-------- Excerpted records --------
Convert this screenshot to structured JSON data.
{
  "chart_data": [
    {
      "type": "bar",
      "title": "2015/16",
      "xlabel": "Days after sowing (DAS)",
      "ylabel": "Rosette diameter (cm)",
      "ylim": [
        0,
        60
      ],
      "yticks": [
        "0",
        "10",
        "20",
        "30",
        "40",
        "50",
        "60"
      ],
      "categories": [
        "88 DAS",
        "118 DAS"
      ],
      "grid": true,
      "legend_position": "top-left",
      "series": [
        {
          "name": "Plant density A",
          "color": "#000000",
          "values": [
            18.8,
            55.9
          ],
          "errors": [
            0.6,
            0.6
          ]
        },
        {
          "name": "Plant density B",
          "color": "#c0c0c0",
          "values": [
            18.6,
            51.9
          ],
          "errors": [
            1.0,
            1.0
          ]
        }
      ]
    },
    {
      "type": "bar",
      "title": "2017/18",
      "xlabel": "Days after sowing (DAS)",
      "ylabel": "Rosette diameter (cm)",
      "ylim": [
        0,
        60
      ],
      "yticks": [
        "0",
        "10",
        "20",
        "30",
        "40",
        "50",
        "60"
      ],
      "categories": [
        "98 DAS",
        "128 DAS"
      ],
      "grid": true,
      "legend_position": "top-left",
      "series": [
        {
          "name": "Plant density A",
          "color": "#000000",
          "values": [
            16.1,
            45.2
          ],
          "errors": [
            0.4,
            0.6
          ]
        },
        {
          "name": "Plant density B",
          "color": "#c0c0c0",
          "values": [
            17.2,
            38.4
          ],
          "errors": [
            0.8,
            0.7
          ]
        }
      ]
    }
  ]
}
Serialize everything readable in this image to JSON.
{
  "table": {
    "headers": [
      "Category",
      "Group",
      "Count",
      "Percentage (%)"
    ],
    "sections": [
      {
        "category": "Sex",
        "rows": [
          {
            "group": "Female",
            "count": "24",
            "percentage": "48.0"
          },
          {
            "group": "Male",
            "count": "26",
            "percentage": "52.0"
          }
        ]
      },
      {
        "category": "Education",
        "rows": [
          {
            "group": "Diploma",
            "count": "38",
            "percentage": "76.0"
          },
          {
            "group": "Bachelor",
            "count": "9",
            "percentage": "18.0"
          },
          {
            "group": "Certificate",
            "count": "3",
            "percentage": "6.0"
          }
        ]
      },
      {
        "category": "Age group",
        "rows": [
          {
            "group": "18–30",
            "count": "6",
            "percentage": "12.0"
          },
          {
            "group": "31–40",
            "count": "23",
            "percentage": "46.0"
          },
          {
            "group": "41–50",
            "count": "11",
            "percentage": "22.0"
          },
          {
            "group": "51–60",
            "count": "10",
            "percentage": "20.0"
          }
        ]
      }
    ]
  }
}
--------
Recite the full listing above exactly.

→ **Response**:
Convert this screenshot to structured JSON data.
{
  "chart_data": [
    {
      "type": "bar",
      "title": "2015/16",
      "xlabel": "Days after sowing (DAS)",
      "ylabel": "Rosette diameter (cm)",
      "ylim": [
        0,
        60
      ],
      "yticks": [
        "0",
        "10",
        "20",
        "30",
        "40",
        "50",
        "60"
      ],
      "categories": [
        "88 DAS",
        "118 DAS"
      ],
      "grid": true,
      "legend_position": "top-left",
      "series": [
        {
          "name": "Plant density A",
          "color": "#000000",
          "values": [
            18.8,
            55.9
          ],
          "errors": [
            0.6,
            0.6
          ]
        },
        {
          "name": "Plant density B",
          "color": "#c0c0c0",
          "values": [
            18.6,
            51.9
          ],
          "errors": [
            1.0,
            1.0
          ]
        }
      ]
    },
    {
      "type": "bar",
      "title": "2017/18",
      "xlabel": "Days after sowing (DAS)",
      "ylabel": "Rosette diameter (cm)",
      "ylim": [
        0,
        60
      ],
      "yticks": [
        "0",
        "10",
        "20",
        "30",
        "40",
        "50",
        "60"
      ],
      "categories": [
        "98 DAS",
        "128 DAS"
      ],
      "grid": true,
      "legend_position": "top-left",
      "series": [
        {
          "name": "Plant density A",
          "color": "#000000",
          "values": [
            16.1,
            45.2
          ],
          "errors": [
            0.4,
            0.6
          ]
        },
        {
          "name": "Plant density B",
          "color": "#c0c0c0",
          "values": [
            17.2,
            38.4
          ],
          "errors": [
            0.8,
            0.7
          ]
        }
      ]
    }
  ]
}
Serialize everything readable in this image to JSON.
{
  "table": {
    "headers": [
      "Category",
      "Group",
      "Count",
      "Percentage (%)"
    ],
    "sections": [
      {
        "category": "Sex",
        "rows": [
          {
            "group": "Female",
            "count": "24",
            "percentage": "48.0"
          },
          {
            "group": "Male",
            "count": "26",
            "percentage": "52.0"
          }
        ]
      },
      {
        "category": "Education",
        "rows": [
          {
            "group": "Diploma",
            "count": "38",
            "percentage": "76.0"
          },
          {
            "group": "Bachelor",
            "count": "9",
            "percentage": "18.0"
          },
          {
            "group": "Certificate",
            "count": "3",
            "percentage": "6.0"
          }
        ]
      },
      {
        "category": "Age group",
        "rows": [
          {
            "group": "18–30",
            "count": "6",
            "percentage": "12.0"
          },
          {
            "group": "31–40",
            "count": "23",
            "percentage": "46.0"
          },
          {
            "group": "41–50",
            "count": "11",
            "percentage": "22.0"
          },
          {
            "group": "51–60",
            "count": "10",
            "percentage": "20.0"
          }
        ]
      }
    ]
  }
}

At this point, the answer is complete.